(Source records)
======

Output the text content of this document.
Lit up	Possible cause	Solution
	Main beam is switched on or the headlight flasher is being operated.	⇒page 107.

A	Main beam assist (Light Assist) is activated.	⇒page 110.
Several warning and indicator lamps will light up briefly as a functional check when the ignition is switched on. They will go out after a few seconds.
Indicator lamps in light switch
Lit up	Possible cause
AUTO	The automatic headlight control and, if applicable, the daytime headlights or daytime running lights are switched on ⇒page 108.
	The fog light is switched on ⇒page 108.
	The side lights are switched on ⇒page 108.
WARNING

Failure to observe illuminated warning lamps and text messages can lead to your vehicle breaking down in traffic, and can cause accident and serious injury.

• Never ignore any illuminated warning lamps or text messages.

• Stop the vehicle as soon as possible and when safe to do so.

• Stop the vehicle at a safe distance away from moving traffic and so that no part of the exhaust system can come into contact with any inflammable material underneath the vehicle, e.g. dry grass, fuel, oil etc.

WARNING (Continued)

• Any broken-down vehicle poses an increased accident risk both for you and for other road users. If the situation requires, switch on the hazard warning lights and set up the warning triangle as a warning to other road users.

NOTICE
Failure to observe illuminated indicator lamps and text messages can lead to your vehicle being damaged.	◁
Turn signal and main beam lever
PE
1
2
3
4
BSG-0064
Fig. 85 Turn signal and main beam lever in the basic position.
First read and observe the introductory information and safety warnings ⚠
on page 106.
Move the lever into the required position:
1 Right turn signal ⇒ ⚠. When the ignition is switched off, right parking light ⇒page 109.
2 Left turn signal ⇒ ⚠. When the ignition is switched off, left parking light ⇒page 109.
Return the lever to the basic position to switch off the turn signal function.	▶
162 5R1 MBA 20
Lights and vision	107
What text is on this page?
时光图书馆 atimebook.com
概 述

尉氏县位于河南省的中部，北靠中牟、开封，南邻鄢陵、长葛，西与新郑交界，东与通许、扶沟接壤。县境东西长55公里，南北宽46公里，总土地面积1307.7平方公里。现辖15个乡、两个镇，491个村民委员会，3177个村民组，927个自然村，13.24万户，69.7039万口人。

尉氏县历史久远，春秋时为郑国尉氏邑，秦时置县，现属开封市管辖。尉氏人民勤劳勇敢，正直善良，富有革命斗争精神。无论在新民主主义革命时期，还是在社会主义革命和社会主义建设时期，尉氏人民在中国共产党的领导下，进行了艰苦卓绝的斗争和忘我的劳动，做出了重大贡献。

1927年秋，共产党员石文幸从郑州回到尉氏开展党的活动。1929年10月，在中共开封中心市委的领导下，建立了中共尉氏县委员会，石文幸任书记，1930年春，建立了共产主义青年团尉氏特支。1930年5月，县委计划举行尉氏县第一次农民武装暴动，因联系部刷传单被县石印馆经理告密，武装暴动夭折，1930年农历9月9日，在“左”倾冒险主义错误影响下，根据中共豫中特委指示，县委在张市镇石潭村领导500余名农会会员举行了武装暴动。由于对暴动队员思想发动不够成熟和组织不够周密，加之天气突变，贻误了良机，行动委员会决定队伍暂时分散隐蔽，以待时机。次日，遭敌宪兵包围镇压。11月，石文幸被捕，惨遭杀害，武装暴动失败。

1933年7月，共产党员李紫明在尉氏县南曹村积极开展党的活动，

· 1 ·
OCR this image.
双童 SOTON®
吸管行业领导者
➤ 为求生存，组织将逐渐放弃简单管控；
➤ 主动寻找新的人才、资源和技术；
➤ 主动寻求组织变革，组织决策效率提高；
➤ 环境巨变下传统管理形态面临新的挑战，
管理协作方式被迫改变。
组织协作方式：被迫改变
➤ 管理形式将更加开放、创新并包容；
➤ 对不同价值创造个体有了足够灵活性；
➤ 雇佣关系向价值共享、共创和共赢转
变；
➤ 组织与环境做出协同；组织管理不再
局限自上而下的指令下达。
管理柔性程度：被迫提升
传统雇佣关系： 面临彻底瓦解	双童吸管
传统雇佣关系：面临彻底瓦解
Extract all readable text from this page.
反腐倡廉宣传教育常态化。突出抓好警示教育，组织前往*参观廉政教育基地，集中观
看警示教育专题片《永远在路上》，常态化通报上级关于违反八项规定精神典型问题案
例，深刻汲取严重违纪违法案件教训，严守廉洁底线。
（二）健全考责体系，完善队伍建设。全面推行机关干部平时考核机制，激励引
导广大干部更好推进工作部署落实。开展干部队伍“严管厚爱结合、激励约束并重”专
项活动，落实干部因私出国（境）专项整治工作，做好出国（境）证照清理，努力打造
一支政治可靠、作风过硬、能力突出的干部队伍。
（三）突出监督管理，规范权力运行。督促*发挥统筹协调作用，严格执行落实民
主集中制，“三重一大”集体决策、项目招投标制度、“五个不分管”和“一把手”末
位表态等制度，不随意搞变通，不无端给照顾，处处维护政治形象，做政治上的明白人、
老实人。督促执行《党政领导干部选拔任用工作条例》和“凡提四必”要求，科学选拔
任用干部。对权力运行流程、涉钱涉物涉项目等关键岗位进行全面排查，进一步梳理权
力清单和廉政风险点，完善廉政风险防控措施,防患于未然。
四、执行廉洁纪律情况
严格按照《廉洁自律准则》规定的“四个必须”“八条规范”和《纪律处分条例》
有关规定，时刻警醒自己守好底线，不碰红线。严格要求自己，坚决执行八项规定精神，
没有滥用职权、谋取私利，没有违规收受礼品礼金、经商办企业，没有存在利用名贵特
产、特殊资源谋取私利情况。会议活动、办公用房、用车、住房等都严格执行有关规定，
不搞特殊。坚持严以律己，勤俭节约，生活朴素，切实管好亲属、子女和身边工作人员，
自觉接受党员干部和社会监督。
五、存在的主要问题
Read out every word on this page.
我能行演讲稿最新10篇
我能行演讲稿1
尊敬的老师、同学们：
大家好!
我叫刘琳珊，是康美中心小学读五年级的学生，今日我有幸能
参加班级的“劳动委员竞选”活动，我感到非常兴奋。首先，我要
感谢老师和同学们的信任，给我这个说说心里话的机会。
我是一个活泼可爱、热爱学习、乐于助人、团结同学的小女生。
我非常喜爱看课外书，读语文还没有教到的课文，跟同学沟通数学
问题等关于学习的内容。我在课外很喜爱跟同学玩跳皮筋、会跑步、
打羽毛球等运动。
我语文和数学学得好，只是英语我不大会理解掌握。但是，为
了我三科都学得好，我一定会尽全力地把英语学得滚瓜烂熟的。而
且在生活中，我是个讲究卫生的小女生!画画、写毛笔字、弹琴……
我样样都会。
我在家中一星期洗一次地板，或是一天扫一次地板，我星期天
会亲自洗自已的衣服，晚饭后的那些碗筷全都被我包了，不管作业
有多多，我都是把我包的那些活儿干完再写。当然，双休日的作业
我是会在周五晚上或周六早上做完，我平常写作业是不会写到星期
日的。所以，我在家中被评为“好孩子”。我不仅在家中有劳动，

======

- [SHORT PROBLEM]: Search the records for the word "from", then list every line that has it.

- [RESULT OF THIS TASK]:
• Stop the vehicle at a safe distance away from moving traffic and so that no part of the exhaust system can come into contact with any inflammable material underneath the vehicle, e.g. dry grass, fuel, oil etc.
Extract all readable text from this page.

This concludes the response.